Copy every record below exactly as written, but leave out the pictures.
===============
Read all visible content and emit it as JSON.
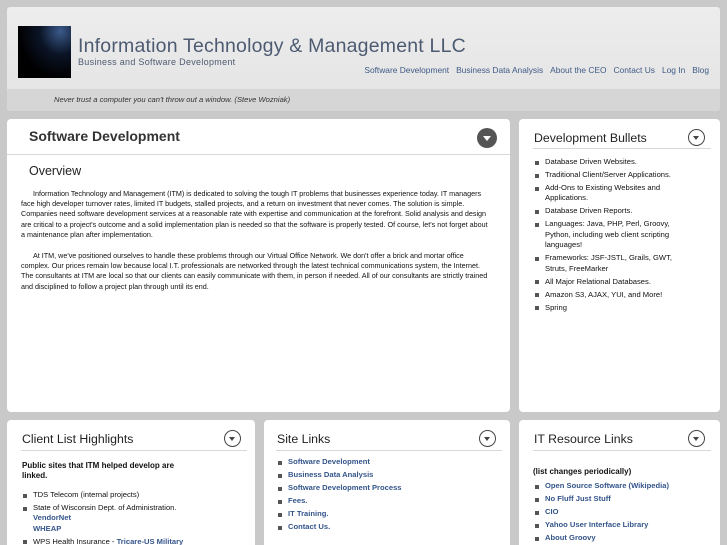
{
  "header": {
    "title": "Information Technology & Management LLC",
    "subtitle": "Business and Software Development",
    "nav": [
      "Software Development",
      "Business Data Analysis",
      "About the CEO",
      "Contact Us",
      "Log In",
      "Blog"
    ],
    "quote": "Never trust a computer you can't throw out a window. (Steve Wozniak)"
  },
  "main": {
    "title": "Software Development",
    "heading": "Overview",
    "paragraphs": [
      "Information Technology and Management (ITM) is dedicated to solving the tough IT problems that businesses experience today. IT managers face high developer turnover rates, limited IT budgets, stalled projects, and a return on investment that never comes. The solution is simple. Companies need software development services at a reasonable rate with expertise and communication at the forefront. Solid analysis and design are critical to a project's outcome and a solid implementation plan is needed so that the software is properly tested. Of course, let's not forget about a maintenance plan after implementation.",
      "At ITM, we've positioned ourselves to handle these problems through our Virtual Office Network. We don't offer a brick and mortar office complex. Our prices remain low because local I.T. professionals are networked through the latest technical communications system, the Internet. The consultants at ITM are local so that our clients can easily communicate with them, in person if needed. All of our consultants are strictly trained and disciplined to follow a project plan through until its end."
    ]
  },
  "dev_bullets": {
    "title": "Development Bullets",
    "items": [
      "Database Driven Websites.",
      "Traditional Client/Server Applications.",
      "Add-Ons to Existing Websites and Applications.",
      "Database Driven Reports.",
      "Languages: Java, PHP, Perl, Groovy, Python, including web client scripting languages!",
      "Frameworks: JSF-JSTL, Grails, GWT, Struts, FreeMarker",
      "All Major Relational Databases.",
      "Amazon S3, AJAX, YUI, and More!",
      "Spring"
    ]
  },
  "clients": {
    "title": "Client List Highlights",
    "intro": "Public sites that ITM helped develop are linked.",
    "item1": "TDS Telecom (internal projects)",
    "item2": "State of Wisconsin Dept. of Administration.",
    "item2_links": [
      "VendorNet",
      "WHEAP"
    ],
    "item3": "WPS Health Insurance - ",
    "item3_link": "Tricare-US Military"
  },
  "site_links": {
    "title": "Site Links",
    "items": [
      "Software Development",
      "Business Data Analysis",
      "Software Development Process",
      "Fees.",
      "IT Training.",
      "Contact Us."
    ]
  },
  "it_resources": {
    "title": "IT Resource Links",
    "note": "(list changes periodically)",
    "items": [
      "Open Source Software (Wikipedia)",
      "No Fluff Just Stuff",
      "CIO",
      "Yahoo User Interface Library",
      "About Groovy"
    ]
  }
}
===============
_RIGHT ANSWER:_
Read all visible content and emit it as JSON.
{
  "header": {
    "title": "Information Technology & Management LLC",
    "subtitle": "Business and Software Development",
    "nav": [
      "Software Development",
      "Business Data Analysis",
      "About the CEO",
      "Contact Us",
      "Log In",
      "Blog"
    ],
    "quote": "Never trust a computer you can't throw out a window. (Steve Wozniak)"
  },
  "main": {
    "title": "Software Development",
    "heading": "Overview",
    "paragraphs": [
      "Information Technology and Management (ITM) is dedicated to solving the tough IT problems that businesses experience today. IT managers face high developer turnover rates, limited IT budgets, stalled projects, and a return on investment that never comes. The solution is simple. Companies need software development services at a reasonable rate with expertise and communication at the forefront. Solid analysis and design are critical to a project's outcome and a solid implementation plan is needed so that the software is properly tested. Of course, let's not forget about a maintenance plan after implementation.",
      "At ITM, we've positioned ourselves to handle these problems through our Virtual Office Network. We don't offer a brick and mortar office complex. Our prices remain low because local I.T. professionals are networked through the latest technical communications system, the Internet. The consultants at ITM are local so that our clients can easily communicate with them, in person if needed. All of our consultants are strictly trained and disciplined to follow a project plan through until its end."
    ]
  },
  "dev_bullets": {
    "title": "Development Bullets",
    "items": [
      "Database Driven Websites.",
      "Traditional Client/Server Applications.",
      "Add-Ons to Existing Websites and Applications.",
      "Database Driven Reports.",
      "Languages: Java, PHP, Perl, Groovy, Python, including web client scripting languages!",
      "Frameworks: JSF-JSTL, Grails, GWT, Struts, FreeMarker",
      "All Major Relational Databases.",
      "Amazon S3, AJAX, YUI, and More!",
      "Spring"
    ]
  },
  "clients": {
    "title": "Client List Highlights",
    "intro": "Public sites that ITM helped develop are linked.",
    "item1": "TDS Telecom (internal projects)",
    "item2": "State of Wisconsin Dept. of Administration.",
    "item2_links": [
      "VendorNet",
      "WHEAP"
    ],
    "item3": "WPS Health Insurance - ",
    "item3_link": "Tricare-US Military"
  },
  "site_links": {
    "title": "Site Links",
    "items": [
      "Software Development",
      "Business Data Analysis",
      "Software Development Process",
      "Fees.",
      "IT Training.",
      "Contact Us."
    ]
  },
  "it_resources": {
    "title": "IT Resource Links",
    "note": "(list changes periodically)",
    "items": [
      "Open Source Software (Wikipedia)",
      "No Fluff Just Stuff",
      "CIO",
      "Yahoo User Interface Library",
      "About Groovy"
    ]
  }
}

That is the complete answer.